Gather every line that includes the word "photo", please.

• **INPUT RECORDS**:
****

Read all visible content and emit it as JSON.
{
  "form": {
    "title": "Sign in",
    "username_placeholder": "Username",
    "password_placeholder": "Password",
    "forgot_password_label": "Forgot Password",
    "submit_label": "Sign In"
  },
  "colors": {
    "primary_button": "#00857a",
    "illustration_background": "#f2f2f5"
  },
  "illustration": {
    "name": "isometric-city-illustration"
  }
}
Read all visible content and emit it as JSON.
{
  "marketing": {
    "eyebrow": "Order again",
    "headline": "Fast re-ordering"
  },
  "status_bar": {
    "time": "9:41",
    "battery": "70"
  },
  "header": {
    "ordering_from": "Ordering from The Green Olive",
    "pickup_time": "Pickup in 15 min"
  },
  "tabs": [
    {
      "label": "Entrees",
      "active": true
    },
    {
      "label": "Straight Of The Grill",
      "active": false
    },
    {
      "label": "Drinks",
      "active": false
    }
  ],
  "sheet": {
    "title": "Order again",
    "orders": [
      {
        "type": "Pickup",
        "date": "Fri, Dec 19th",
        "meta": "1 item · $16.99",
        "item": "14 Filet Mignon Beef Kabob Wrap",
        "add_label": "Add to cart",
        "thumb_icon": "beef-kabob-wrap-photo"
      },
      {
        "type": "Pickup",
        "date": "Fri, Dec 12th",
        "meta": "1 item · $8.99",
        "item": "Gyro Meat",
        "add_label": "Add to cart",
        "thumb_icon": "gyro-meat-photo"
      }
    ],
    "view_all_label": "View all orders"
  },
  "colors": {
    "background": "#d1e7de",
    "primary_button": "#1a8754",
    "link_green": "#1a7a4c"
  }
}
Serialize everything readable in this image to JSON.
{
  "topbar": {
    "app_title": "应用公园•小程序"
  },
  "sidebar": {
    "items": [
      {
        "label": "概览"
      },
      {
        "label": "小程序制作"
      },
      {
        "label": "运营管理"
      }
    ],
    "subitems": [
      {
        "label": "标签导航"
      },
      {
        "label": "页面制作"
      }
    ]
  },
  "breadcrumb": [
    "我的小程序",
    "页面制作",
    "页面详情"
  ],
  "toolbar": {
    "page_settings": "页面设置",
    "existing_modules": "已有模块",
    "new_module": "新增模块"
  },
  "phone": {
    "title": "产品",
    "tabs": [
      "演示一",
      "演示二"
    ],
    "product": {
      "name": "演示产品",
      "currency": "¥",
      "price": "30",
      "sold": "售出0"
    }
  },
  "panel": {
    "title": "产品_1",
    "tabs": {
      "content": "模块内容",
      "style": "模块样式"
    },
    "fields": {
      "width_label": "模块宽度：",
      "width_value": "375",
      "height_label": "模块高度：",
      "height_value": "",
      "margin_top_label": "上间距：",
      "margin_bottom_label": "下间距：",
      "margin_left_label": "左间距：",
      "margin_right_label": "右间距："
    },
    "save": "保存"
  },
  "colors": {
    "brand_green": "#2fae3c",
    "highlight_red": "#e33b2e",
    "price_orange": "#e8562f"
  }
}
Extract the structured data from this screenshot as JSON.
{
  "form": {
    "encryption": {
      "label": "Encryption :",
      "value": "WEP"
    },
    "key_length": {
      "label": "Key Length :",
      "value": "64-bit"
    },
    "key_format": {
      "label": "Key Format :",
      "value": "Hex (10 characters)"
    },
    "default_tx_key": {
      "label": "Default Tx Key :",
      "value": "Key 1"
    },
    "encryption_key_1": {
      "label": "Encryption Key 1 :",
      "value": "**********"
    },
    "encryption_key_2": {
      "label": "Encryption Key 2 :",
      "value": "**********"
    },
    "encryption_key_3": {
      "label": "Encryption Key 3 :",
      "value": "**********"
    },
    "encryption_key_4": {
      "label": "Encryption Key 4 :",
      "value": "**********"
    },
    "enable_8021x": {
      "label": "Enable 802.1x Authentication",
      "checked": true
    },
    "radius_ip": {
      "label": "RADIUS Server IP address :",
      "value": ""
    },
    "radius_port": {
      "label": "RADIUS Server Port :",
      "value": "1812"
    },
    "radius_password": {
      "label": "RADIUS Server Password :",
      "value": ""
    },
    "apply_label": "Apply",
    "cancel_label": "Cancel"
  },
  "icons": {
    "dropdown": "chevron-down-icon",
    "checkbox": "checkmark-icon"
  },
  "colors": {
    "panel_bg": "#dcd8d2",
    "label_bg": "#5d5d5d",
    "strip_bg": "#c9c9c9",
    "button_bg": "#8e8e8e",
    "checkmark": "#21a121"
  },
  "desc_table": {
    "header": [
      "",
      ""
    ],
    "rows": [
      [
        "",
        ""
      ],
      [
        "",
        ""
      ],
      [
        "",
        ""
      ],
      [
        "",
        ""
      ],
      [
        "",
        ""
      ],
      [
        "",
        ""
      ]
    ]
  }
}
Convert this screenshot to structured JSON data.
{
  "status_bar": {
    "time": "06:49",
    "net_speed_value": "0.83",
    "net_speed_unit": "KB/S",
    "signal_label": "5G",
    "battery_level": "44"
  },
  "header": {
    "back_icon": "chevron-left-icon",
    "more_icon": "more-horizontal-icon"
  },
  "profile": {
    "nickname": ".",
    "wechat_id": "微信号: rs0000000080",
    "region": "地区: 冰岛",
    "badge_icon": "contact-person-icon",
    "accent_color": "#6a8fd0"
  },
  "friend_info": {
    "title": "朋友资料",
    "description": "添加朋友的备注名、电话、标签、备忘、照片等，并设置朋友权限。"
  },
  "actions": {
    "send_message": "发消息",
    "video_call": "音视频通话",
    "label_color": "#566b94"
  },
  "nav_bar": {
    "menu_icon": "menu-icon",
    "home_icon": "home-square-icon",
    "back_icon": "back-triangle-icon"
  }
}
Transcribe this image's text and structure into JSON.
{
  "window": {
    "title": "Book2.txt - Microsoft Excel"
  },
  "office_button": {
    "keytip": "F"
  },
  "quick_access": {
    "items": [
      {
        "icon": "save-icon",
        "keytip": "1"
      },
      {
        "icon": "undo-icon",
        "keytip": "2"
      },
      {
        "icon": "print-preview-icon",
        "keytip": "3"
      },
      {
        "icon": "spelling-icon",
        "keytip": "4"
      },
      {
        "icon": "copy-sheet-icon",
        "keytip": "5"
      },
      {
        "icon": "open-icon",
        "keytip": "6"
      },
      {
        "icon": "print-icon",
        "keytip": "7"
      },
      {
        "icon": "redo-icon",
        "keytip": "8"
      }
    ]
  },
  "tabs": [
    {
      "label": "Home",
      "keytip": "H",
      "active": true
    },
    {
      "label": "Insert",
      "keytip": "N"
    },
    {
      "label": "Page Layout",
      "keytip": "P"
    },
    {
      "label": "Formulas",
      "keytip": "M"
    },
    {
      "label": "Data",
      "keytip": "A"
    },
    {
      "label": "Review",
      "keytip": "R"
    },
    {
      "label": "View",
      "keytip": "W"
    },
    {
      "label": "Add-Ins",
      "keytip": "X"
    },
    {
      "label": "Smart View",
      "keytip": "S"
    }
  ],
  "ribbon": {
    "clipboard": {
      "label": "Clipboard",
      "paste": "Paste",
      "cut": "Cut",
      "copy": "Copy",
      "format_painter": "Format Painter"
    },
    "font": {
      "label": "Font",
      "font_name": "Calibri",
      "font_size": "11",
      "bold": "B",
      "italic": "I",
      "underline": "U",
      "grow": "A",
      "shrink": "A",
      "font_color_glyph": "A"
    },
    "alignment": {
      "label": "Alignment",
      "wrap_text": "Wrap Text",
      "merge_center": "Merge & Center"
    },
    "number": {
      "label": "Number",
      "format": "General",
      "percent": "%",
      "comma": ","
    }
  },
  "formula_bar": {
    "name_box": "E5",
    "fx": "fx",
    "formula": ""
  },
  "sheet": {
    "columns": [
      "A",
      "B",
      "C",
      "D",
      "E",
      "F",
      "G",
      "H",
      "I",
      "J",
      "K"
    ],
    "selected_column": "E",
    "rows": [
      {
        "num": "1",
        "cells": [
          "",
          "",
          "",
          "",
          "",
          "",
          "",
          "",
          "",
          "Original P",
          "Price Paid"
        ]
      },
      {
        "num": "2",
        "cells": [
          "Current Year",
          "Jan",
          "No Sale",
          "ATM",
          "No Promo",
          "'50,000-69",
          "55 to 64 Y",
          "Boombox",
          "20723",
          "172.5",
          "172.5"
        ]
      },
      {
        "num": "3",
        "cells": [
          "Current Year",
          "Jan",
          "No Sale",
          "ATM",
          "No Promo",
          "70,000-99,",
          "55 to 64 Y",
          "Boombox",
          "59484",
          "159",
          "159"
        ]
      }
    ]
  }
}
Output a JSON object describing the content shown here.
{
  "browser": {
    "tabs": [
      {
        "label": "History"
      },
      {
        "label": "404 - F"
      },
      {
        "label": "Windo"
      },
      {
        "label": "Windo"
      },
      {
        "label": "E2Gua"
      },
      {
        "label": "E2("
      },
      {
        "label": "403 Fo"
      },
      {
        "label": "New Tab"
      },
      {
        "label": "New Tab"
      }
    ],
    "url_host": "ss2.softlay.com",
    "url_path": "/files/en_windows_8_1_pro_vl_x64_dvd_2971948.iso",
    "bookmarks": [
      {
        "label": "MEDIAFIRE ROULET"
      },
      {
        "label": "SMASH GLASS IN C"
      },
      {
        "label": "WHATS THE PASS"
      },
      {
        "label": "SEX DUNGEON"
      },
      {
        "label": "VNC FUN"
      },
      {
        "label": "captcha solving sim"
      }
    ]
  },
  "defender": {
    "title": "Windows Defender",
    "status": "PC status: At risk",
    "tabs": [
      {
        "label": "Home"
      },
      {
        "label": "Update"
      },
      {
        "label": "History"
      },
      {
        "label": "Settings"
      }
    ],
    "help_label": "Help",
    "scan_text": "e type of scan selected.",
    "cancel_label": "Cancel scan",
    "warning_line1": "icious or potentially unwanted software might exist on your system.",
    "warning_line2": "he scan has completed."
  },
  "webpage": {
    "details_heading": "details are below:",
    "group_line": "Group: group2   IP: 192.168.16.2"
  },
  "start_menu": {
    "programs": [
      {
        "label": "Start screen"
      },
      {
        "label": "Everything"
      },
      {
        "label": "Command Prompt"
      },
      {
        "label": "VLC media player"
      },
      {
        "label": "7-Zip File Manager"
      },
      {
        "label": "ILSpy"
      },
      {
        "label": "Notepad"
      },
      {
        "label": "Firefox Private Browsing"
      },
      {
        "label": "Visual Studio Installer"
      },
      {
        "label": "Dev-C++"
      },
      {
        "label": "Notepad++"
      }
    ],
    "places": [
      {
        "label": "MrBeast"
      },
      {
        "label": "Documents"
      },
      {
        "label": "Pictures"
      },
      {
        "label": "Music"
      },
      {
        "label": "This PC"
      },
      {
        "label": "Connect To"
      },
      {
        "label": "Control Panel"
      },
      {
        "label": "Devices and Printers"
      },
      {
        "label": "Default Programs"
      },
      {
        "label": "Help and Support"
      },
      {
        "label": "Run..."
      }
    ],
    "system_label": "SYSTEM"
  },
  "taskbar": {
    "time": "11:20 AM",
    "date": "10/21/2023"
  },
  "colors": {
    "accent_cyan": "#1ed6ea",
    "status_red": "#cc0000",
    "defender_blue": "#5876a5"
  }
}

****

• **RESULT OF THIS EXERCISE**:
        "thumb_icon": "beef-kabob-wrap-photo"
        "thumb_icon": "gyro-meat-photo"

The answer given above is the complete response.